What is expected:
Return the data exactly, with all pictures removed.

● ● ●

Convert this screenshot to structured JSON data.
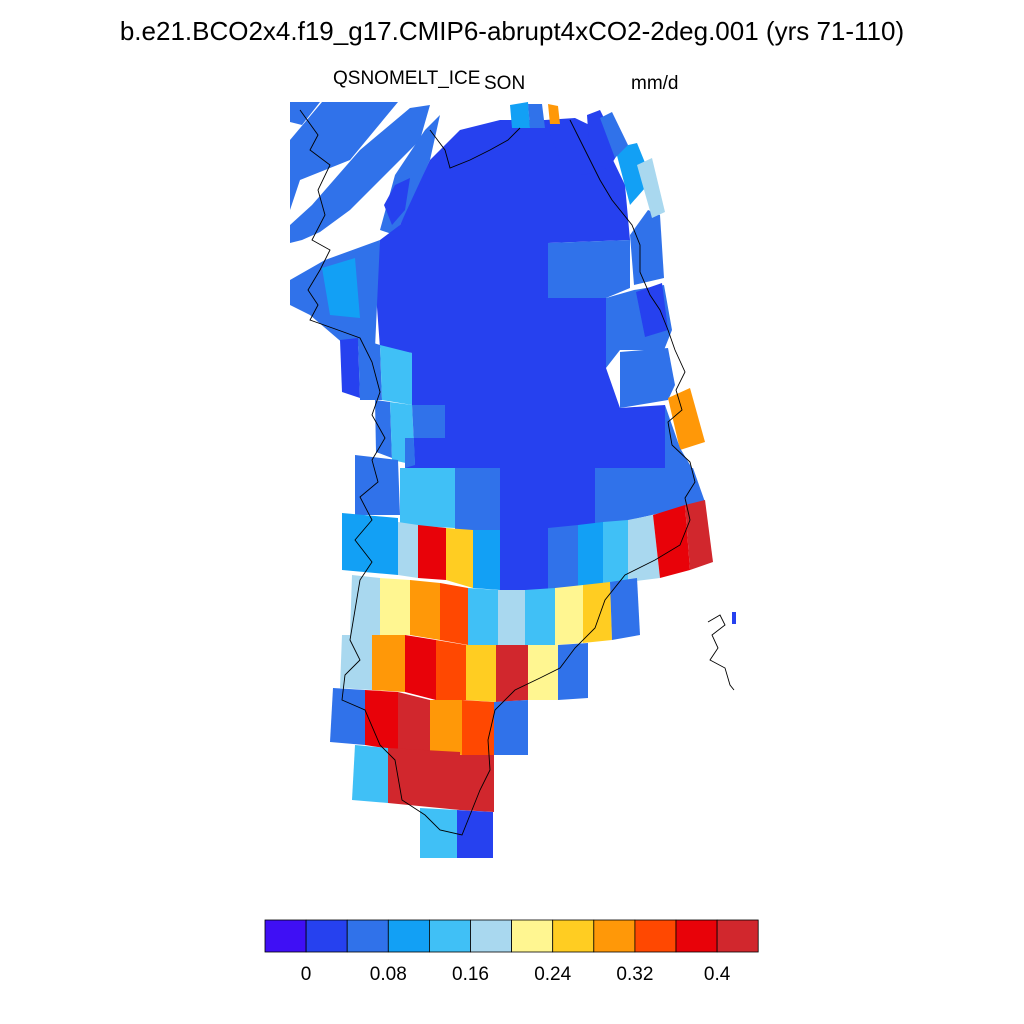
{
  "title": "b.e21.BCO2x4.f19_g17.CMIP6-abrupt4xCO2-2deg.001 (yrs 71-110)",
  "variable": "QSNOMELT_ICE",
  "season": "SON",
  "units": "mm/d",
  "colorbar": {
    "colors": [
      "#3f0ff5",
      "#2641ef",
      "#3072ea",
      "#12a0f5",
      "#40c0f6",
      "#a9d8ef",
      "#fff691",
      "#ffcd22",
      "#ff9808",
      "#ff4801",
      "#e80209",
      "#d1272d"
    ],
    "tick_labels": [
      "0",
      "0.08",
      "0.16",
      "0.24",
      "0.32",
      "0.4"
    ]
  }
}
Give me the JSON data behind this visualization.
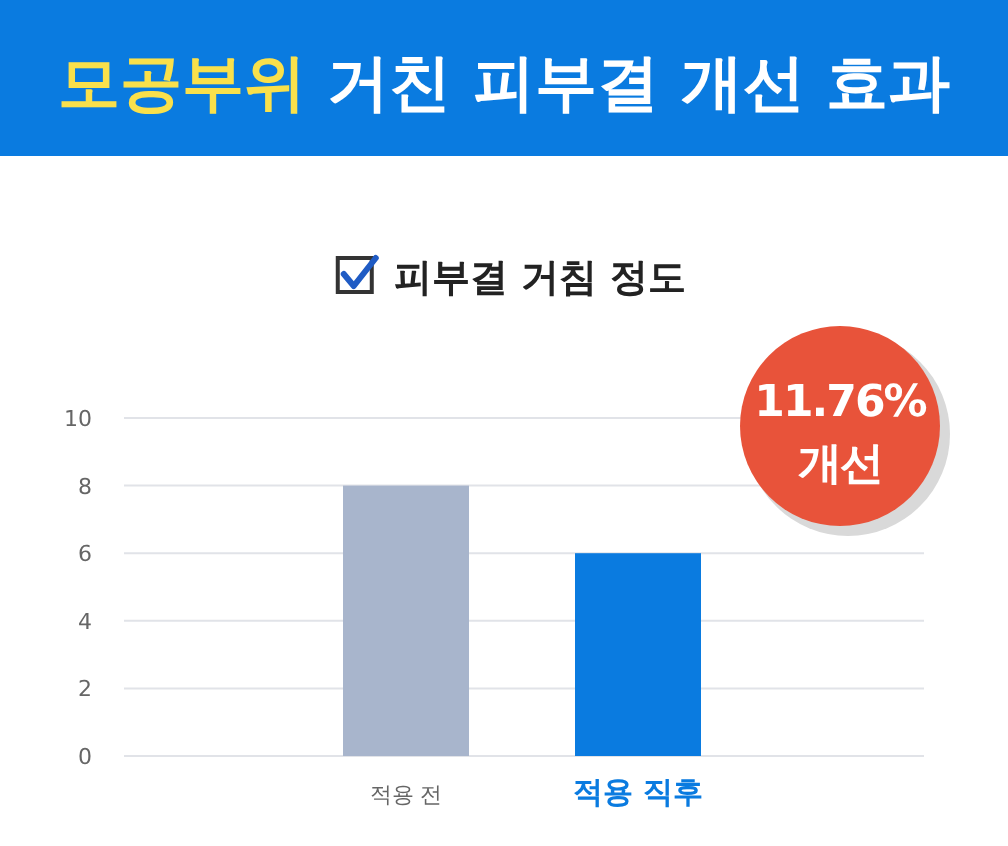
{
  "chart_data": {
    "type": "bar",
    "title": "모공부위 거친 피부결 개선 효과",
    "subtitle": "피부결 거침 정도",
    "categories": [
      "적용 전",
      "적용 직후"
    ],
    "values": [
      8,
      6
    ],
    "colors": [
      "#a8b5cc",
      "#0a7be0"
    ],
    "ylim": [
      0,
      10
    ],
    "yticks": [
      0,
      2,
      4,
      6,
      8,
      10
    ],
    "grid": "y",
    "annotations": [
      "11.76% 개선"
    ]
  }
}
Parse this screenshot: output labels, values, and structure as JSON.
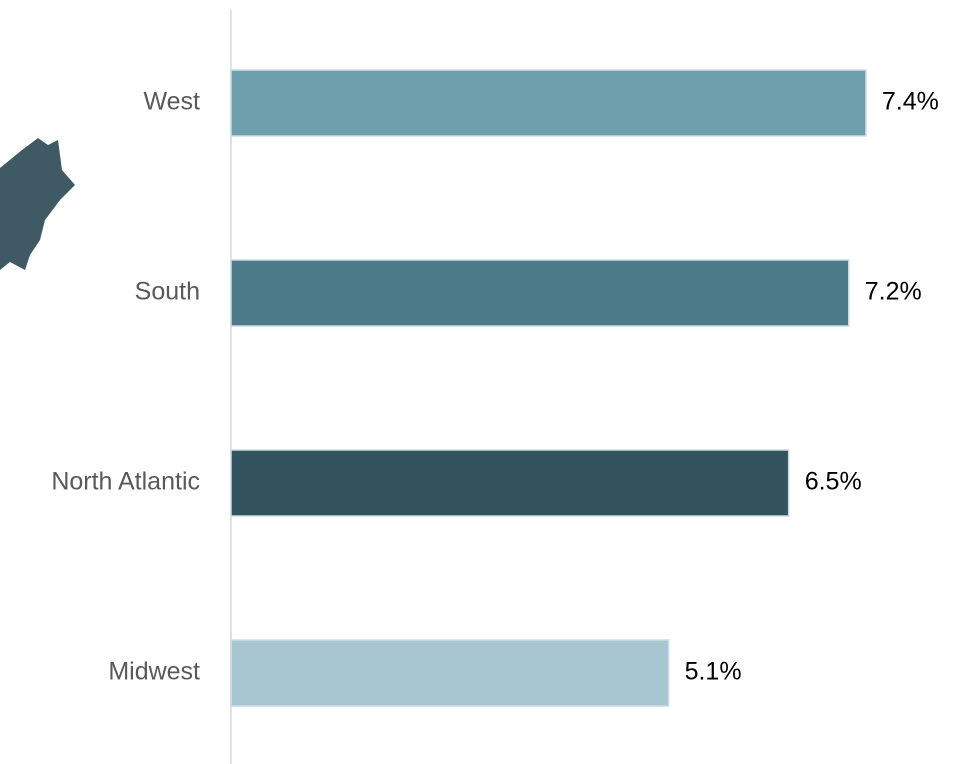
{
  "chart_data": {
    "type": "bar",
    "orientation": "horizontal",
    "categories": [
      "West",
      "South",
      "North Atlantic",
      "Midwest"
    ],
    "values": [
      7.4,
      7.2,
      6.5,
      5.1
    ],
    "value_labels": [
      "7.4%",
      "7.2%",
      "6.5%",
      "5.1%"
    ],
    "colors": [
      "#6f9fad",
      "#4d7a88",
      "#33535f",
      "#a8c6cf"
    ]
  }
}
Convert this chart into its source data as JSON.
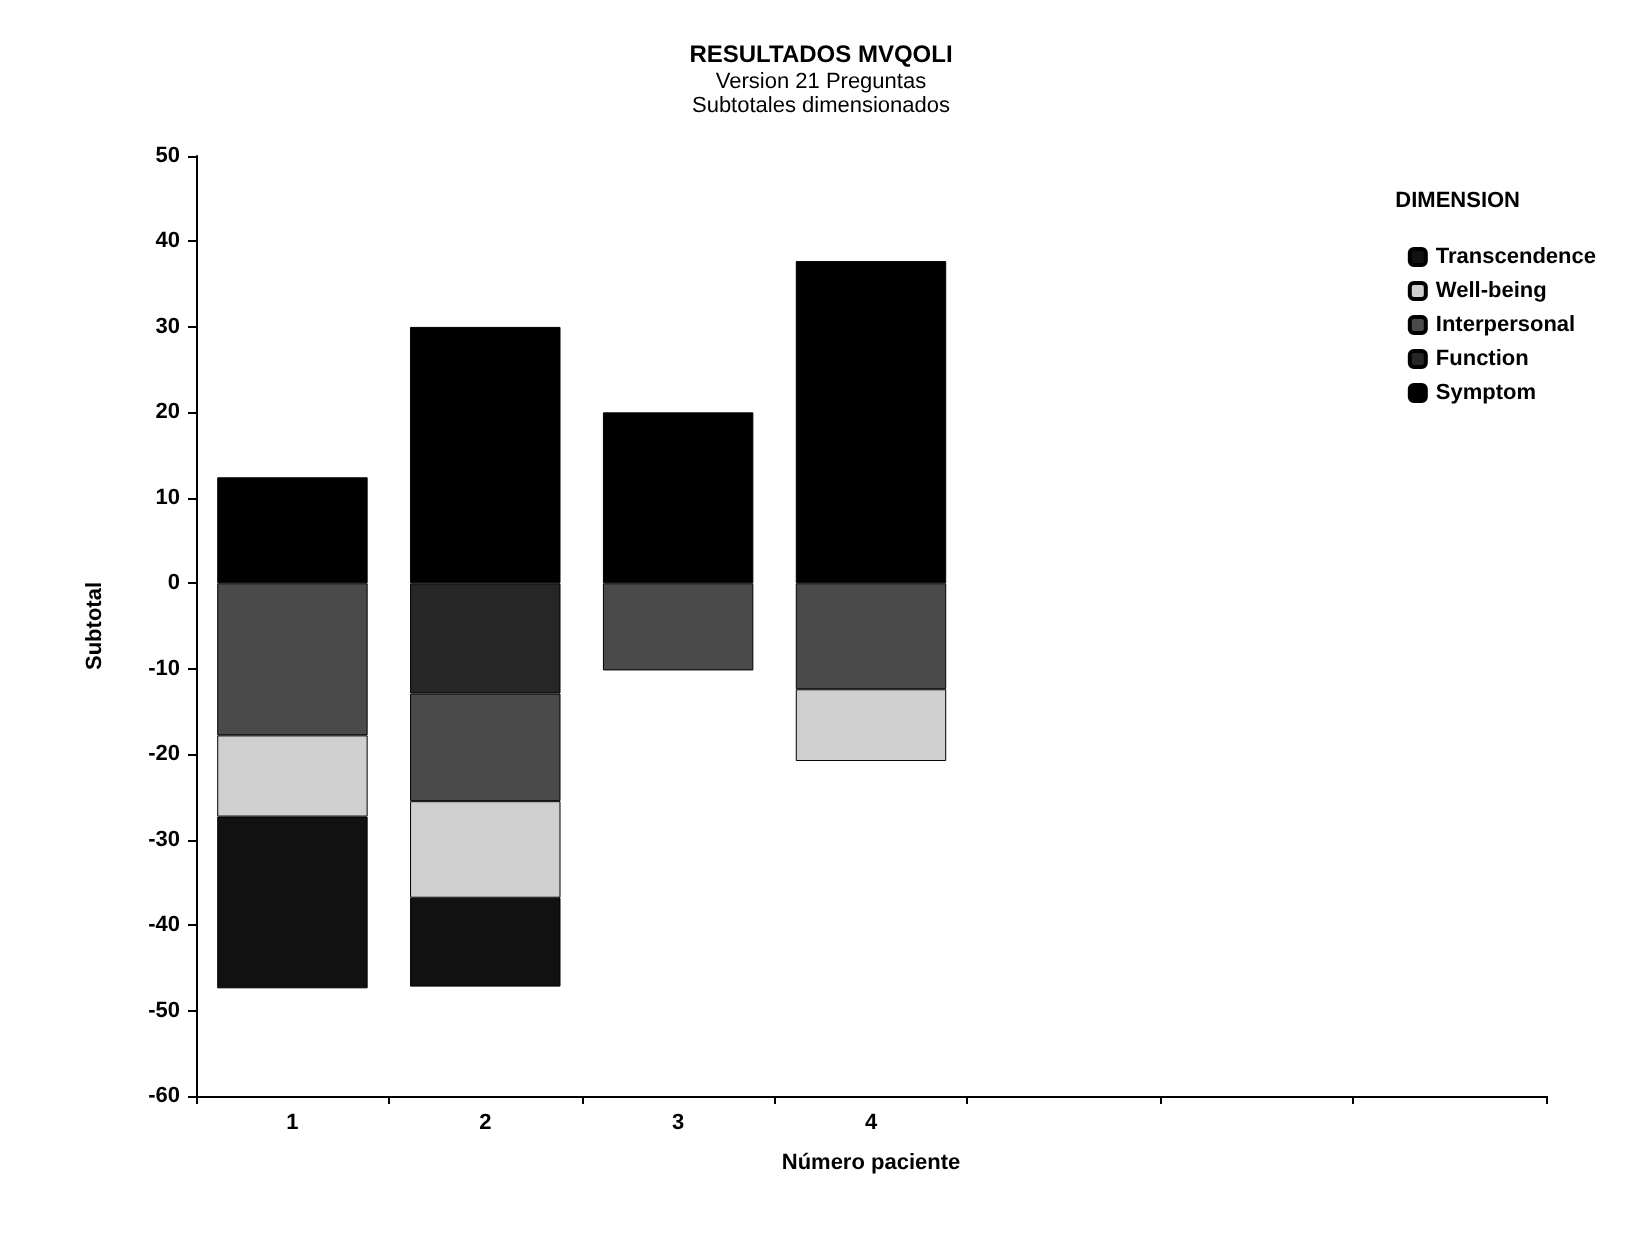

● ● ●

The completed task:
Convert this screenshot to structured JSON data.
{
  "title": "b.e21.BCO2x4.f19_g17.CMIP6-abrupt4xCO2-2deg.001 (yrs 71-110)",
  "variable": "QSNOMELT_ICE",
  "season": "SON",
  "units": "mm/d",
  "colorbar": {
    "colors": [
      "#3f0ff5",
      "#2641ef",
      "#3072ea",
      "#12a0f5",
      "#40c0f6",
      "#a9d8ef",
      "#fff691",
      "#ffcd22",
      "#ff9808",
      "#ff4801",
      "#e80209",
      "#d1272d"
    ],
    "tick_labels": [
      "0",
      "0.08",
      "0.16",
      "0.24",
      "0.32",
      "0.4"
    ]
  }
}
Give me the JSON data behind this visualization.
{
  "chart_data": {
    "type": "bar",
    "title": "모공부위 거친 피부결 개선 효과",
    "subtitle": "피부결 거침 정도",
    "categories": [
      "적용 전",
      "적용 직후"
    ],
    "values": [
      8,
      6
    ],
    "colors": [
      "#a8b5cc",
      "#0a7be0"
    ],
    "ylim": [
      0,
      10
    ],
    "yticks": [
      0,
      2,
      4,
      6,
      8,
      10
    ],
    "grid": "y",
    "annotations": [
      "11.76% 개선"
    ]
  }
}
Parse this screenshot: output labels, values, and structure as JSON.
{
  "chart_data": {
    "type": "bar",
    "orientation": "horizontal",
    "categories": [
      "West",
      "South",
      "North Atlantic",
      "Midwest"
    ],
    "values": [
      7.4,
      7.2,
      6.5,
      5.1
    ],
    "value_labels": [
      "7.4%",
      "7.2%",
      "6.5%",
      "5.1%"
    ],
    "colors": [
      "#6f9fad",
      "#4d7a88",
      "#33535f",
      "#a8c6cf"
    ]
  }
}
Convert this chart into its source data as JSON.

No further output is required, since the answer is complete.